§ SET PROBLEM
Working from the line that contains "Decode this image" down to the last line below, repeat each line exactly.

Dataset records:
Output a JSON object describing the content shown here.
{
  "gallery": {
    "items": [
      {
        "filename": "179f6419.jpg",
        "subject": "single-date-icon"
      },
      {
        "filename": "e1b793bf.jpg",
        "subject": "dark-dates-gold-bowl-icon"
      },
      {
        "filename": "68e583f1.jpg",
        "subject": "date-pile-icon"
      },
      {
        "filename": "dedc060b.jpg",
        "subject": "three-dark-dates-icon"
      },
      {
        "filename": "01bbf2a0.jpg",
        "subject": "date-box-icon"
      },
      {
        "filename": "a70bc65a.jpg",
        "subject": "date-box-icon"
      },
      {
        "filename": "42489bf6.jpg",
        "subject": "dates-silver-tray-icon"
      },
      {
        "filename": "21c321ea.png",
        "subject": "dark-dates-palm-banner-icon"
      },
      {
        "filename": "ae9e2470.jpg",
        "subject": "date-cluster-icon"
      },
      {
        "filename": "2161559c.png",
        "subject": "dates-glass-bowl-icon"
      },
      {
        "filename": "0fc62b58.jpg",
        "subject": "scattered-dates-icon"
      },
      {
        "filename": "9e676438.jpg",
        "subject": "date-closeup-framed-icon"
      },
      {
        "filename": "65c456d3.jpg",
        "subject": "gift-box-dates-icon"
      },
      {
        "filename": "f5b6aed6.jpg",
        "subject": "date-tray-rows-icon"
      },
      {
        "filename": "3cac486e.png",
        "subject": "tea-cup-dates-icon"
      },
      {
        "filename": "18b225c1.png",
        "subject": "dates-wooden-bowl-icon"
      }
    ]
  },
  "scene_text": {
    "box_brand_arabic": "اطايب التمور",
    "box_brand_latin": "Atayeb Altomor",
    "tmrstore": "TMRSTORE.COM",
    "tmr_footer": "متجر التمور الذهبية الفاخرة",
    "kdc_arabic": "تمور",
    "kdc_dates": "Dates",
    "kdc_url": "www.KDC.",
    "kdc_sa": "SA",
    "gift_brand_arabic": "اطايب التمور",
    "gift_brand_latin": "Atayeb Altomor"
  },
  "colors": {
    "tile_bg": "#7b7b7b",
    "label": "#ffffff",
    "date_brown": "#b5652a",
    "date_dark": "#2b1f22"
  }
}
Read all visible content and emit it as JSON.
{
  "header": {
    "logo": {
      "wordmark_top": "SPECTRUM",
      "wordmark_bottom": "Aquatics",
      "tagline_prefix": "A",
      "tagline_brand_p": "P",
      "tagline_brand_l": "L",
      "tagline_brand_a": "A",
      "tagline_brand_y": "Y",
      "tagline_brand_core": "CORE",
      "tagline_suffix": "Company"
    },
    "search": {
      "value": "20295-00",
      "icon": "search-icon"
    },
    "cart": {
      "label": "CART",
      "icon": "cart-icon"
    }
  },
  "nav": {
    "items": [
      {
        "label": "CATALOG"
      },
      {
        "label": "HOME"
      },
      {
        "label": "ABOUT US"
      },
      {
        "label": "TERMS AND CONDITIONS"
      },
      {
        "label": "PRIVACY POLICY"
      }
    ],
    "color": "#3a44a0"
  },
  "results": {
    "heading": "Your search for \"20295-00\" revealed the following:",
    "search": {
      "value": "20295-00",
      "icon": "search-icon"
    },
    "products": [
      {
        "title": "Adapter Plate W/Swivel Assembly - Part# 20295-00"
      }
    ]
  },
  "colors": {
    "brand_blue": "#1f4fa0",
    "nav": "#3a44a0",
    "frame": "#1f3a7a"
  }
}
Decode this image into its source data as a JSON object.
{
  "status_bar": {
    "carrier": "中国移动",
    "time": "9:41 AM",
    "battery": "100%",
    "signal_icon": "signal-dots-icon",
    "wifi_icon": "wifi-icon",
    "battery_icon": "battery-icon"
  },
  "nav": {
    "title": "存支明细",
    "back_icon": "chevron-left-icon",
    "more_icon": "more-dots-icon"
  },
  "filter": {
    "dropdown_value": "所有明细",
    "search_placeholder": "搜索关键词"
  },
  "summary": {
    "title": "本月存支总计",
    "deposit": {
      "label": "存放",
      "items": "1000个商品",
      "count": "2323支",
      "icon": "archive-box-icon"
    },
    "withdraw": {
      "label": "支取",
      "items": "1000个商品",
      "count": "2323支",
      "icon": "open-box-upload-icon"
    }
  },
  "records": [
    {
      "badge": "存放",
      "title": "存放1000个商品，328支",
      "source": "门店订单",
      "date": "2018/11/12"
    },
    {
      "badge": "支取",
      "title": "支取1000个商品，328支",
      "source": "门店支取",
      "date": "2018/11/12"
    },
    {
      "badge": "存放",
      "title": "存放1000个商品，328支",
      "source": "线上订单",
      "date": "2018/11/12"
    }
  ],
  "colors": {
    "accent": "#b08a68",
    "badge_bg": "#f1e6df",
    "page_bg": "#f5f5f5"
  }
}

§ RESULT FOR THIS TASK
Decode this image into its source data as a JSON object.
{
  "status_bar": {
    "carrier": "中国移动",
    "time": "9:41 AM",
    "battery": "100%",
    "signal_icon": "signal-dots-icon",
    "wifi_icon": "wifi-icon",
    "battery_icon": "battery-icon"
  },
  "nav": {
    "title": "存支明细",
    "back_icon": "chevron-left-icon",
    "more_icon": "more-dots-icon"
  },
  "filter": {
    "dropdown_value": "所有明细",
    "search_placeholder": "搜索关键词"
  },
  "summary": {
    "title": "本月存支总计",
    "deposit": {
      "label": "存放",
      "items": "1000个商品",
      "count": "2323支",
      "icon": "archive-box-icon"
    },
    "withdraw": {
      "label": "支取",
      "items": "1000个商品",
      "count": "2323支",
      "icon": "open-box-upload-icon"
    }
  },
  "records": [
    {
      "badge": "存放",
      "title": "存放1000个商品，328支",
      "source": "门店订单",
      "date": "2018/11/12"
    },
    {
      "badge": "支取",
      "title": "支取1000个商品，328支",
      "source": "门店支取",
      "date": "2018/11/12"
    },
    {
      "badge": "存放",
      "title": "存放1000个商品，328支",
      "source": "线上订单",
      "date": "2018/11/12"
    }
  ],
  "colors": {
    "accent": "#b08a68",
    "badge_bg": "#f1e6df",
    "page_bg": "#f5f5f5"
  }
}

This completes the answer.